'''

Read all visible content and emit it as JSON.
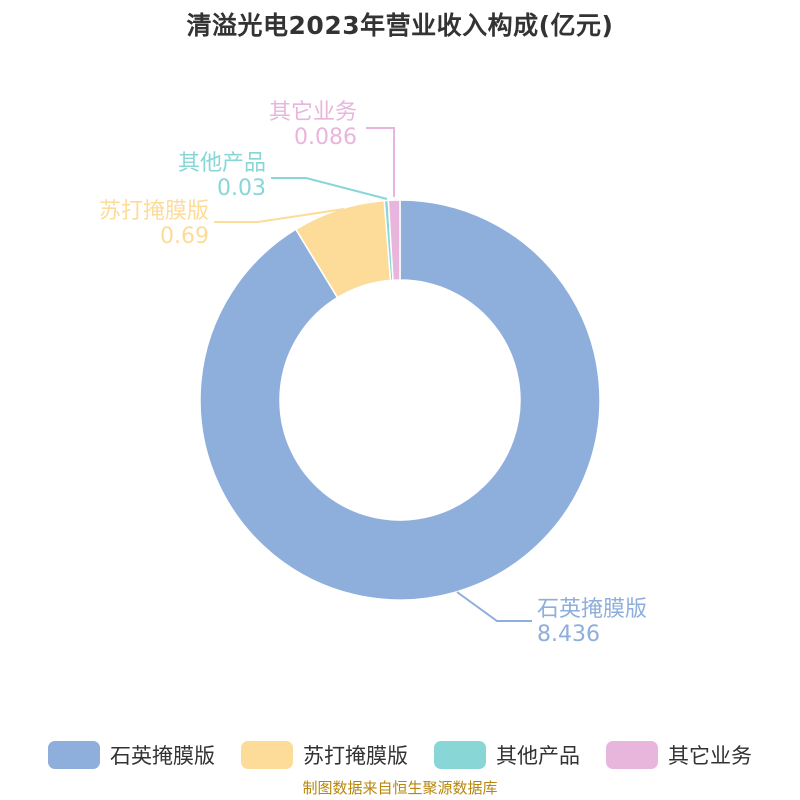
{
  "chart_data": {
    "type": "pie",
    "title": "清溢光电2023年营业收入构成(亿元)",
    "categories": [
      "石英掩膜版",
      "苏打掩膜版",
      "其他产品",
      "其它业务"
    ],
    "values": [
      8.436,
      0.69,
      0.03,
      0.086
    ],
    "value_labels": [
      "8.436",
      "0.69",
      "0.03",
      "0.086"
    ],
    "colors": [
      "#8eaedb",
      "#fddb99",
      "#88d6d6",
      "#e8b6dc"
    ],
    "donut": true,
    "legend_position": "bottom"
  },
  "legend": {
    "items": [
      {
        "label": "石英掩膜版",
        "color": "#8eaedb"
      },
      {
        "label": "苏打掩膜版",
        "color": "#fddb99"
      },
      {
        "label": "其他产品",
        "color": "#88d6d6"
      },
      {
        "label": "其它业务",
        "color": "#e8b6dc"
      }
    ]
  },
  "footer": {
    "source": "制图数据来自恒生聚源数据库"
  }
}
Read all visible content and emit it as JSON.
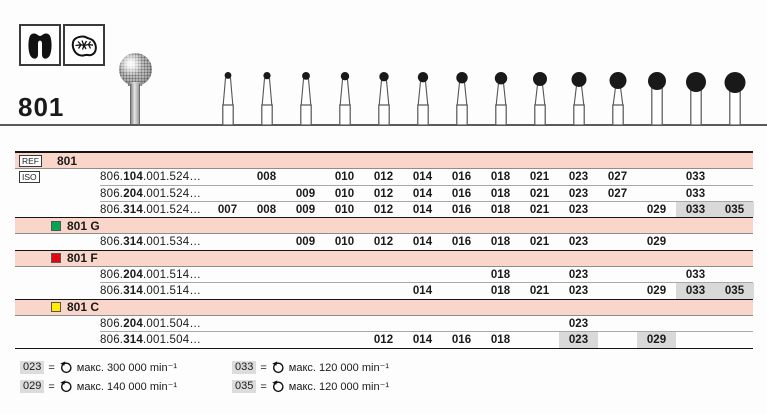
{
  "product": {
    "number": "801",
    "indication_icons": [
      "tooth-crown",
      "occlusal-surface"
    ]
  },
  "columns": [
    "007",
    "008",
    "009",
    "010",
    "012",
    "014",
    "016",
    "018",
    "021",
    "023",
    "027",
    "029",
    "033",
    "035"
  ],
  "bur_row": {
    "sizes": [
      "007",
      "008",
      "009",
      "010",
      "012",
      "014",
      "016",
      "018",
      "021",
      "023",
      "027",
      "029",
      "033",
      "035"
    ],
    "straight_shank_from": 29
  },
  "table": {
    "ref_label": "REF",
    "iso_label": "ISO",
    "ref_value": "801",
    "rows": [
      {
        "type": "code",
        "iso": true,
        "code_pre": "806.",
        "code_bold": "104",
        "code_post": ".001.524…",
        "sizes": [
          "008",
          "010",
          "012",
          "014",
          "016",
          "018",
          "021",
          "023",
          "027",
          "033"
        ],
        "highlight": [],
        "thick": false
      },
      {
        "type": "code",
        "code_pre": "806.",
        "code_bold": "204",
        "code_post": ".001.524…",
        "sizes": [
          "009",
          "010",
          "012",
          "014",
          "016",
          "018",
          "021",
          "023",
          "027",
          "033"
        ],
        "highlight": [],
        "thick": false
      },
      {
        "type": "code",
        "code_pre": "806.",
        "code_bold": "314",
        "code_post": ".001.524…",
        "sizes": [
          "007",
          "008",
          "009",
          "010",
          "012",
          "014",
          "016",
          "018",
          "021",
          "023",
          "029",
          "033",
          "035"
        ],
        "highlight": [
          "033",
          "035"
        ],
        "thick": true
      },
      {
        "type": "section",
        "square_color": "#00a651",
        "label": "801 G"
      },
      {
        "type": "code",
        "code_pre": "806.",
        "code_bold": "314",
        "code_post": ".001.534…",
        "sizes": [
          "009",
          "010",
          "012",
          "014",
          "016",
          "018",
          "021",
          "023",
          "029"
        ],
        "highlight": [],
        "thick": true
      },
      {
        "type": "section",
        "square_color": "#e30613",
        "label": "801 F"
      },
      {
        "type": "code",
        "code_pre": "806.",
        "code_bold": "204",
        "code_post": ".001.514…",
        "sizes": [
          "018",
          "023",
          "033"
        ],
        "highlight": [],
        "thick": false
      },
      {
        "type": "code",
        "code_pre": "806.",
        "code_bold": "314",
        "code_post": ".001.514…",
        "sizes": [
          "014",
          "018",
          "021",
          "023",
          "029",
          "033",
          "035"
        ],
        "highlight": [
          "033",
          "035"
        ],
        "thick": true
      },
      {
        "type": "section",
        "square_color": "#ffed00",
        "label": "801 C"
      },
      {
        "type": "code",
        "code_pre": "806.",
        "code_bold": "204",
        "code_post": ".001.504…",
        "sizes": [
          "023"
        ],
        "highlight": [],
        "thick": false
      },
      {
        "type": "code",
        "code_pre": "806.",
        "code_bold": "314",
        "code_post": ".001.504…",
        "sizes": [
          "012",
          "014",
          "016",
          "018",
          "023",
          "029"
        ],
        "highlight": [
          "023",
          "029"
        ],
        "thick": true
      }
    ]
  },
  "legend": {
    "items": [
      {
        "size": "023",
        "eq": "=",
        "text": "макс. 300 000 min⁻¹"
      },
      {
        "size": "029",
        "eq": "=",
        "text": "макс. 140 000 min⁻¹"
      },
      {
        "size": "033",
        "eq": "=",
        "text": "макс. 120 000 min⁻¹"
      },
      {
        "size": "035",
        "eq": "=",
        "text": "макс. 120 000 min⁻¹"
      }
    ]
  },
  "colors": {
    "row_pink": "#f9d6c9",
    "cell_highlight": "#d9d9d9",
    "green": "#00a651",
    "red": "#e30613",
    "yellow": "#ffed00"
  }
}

'''

### Given problem
Can you restate all the records above word for word while dropping the pictures?

### Exercise answer
Read all visible content and emit it as JSON.
{
  "chart_data": {
    "type": "pie",
    "title": "清溢光电2023年营业收入构成(亿元)",
    "categories": [
      "石英掩膜版",
      "苏打掩膜版",
      "其他产品",
      "其它业务"
    ],
    "values": [
      8.436,
      0.69,
      0.03,
      0.086
    ],
    "value_labels": [
      "8.436",
      "0.69",
      "0.03",
      "0.086"
    ],
    "colors": [
      "#8eaedb",
      "#fddb99",
      "#88d6d6",
      "#e8b6dc"
    ],
    "donut": true,
    "legend_position": "bottom"
  },
  "legend": {
    "items": [
      {
        "label": "石英掩膜版",
        "color": "#8eaedb"
      },
      {
        "label": "苏打掩膜版",
        "color": "#fddb99"
      },
      {
        "label": "其他产品",
        "color": "#88d6d6"
      },
      {
        "label": "其它业务",
        "color": "#e8b6dc"
      }
    ]
  },
  "footer": {
    "source": "制图数据来自恒生聚源数据库"
  }
}
Read all visible content and emit it as JSON.
{
  "product": {
    "number": "801",
    "indication_icons": [
      "tooth-crown",
      "occlusal-surface"
    ]
  },
  "columns": [
    "007",
    "008",
    "009",
    "010",
    "012",
    "014",
    "016",
    "018",
    "021",
    "023",
    "027",
    "029",
    "033",
    "035"
  ],
  "bur_row": {
    "sizes": [
      "007",
      "008",
      "009",
      "010",
      "012",
      "014",
      "016",
      "018",
      "021",
      "023",
      "027",
      "029",
      "033",
      "035"
    ],
    "straight_shank_from": 29
  },
  "table": {
    "ref_label": "REF",
    "iso_label": "ISO",
    "ref_value": "801",
    "rows": [
      {
        "type": "code",
        "iso": true,
        "code_pre": "806.",
        "code_bold": "104",
        "code_post": ".001.524…",
        "sizes": [
          "008",
          "010",
          "012",
          "014",
          "016",
          "018",
          "021",
          "023",
          "027",
          "033"
        ],
        "highlight": [],
        "thick": false
      },
      {
        "type": "code",
        "code_pre": "806.",
        "code_bold": "204",
        "code_post": ".001.524…",
        "sizes": [
          "009",
          "010",
          "012",
          "014",
          "016",
          "018",
          "021",
          "023",
          "027",
          "033"
        ],
        "highlight": [],
        "thick": false
      },
      {
        "type": "code",
        "code_pre": "806.",
        "code_bold": "314",
        "code_post": ".001.524…",
        "sizes": [
          "007",
          "008",
          "009",
          "010",
          "012",
          "014",
          "016",
          "018",
          "021",
          "023",
          "029",
          "033",
          "035"
        ],
        "highlight": [
          "033",
          "035"
        ],
        "thick": true
      },
      {
        "type": "section",
        "square_color": "#00a651",
        "label": "801 G"
      },
      {
        "type": "code",
        "code_pre": "806.",
        "code_bold": "314",
        "code_post": ".001.534…",
        "sizes": [
          "009",
          "010",
          "012",
          "014",
          "016",
          "018",
          "021",
          "023",
          "029"
        ],
        "highlight": [],
        "thick": true
      },
      {
        "type": "section",
        "square_color": "#e30613",
        "label": "801 F"
      },
      {
        "type": "code",
        "code_pre": "806.",
        "code_bold": "204",
        "code_post": ".001.514…",
        "sizes": [
          "018",
          "023",
          "033"
        ],
        "highlight": [],
        "thick": false
      },
      {
        "type": "code",
        "code_pre": "806.",
        "code_bold": "314",
        "code_post": ".001.514…",
        "sizes": [
          "014",
          "018",
          "021",
          "023",
          "029",
          "033",
          "035"
        ],
        "highlight": [
          "033",
          "035"
        ],
        "thick": true
      },
      {
        "type": "section",
        "square_color": "#ffed00",
        "label": "801 C"
      },
      {
        "type": "code",
        "code_pre": "806.",
        "code_bold": "204",
        "code_post": ".001.504…",
        "sizes": [
          "023"
        ],
        "highlight": [],
        "thick": false
      },
      {
        "type": "code",
        "code_pre": "806.",
        "code_bold": "314",
        "code_post": ".001.504…",
        "sizes": [
          "012",
          "014",
          "016",
          "018",
          "023",
          "029"
        ],
        "highlight": [
          "023",
          "029"
        ],
        "thick": true
      }
    ]
  },
  "legend": {
    "items": [
      {
        "size": "023",
        "eq": "=",
        "text": "макс. 300 000 min⁻¹"
      },
      {
        "size": "029",
        "eq": "=",
        "text": "макс. 140 000 min⁻¹"
      },
      {
        "size": "033",
        "eq": "=",
        "text": "макс. 120 000 min⁻¹"
      },
      {
        "size": "035",
        "eq": "=",
        "text": "макс. 120 000 min⁻¹"
      }
    ]
  },
  "colors": {
    "row_pink": "#f9d6c9",
    "cell_highlight": "#d9d9d9",
    "green": "#00a651",
    "red": "#e30613",
    "yellow": "#ffed00"
  }
}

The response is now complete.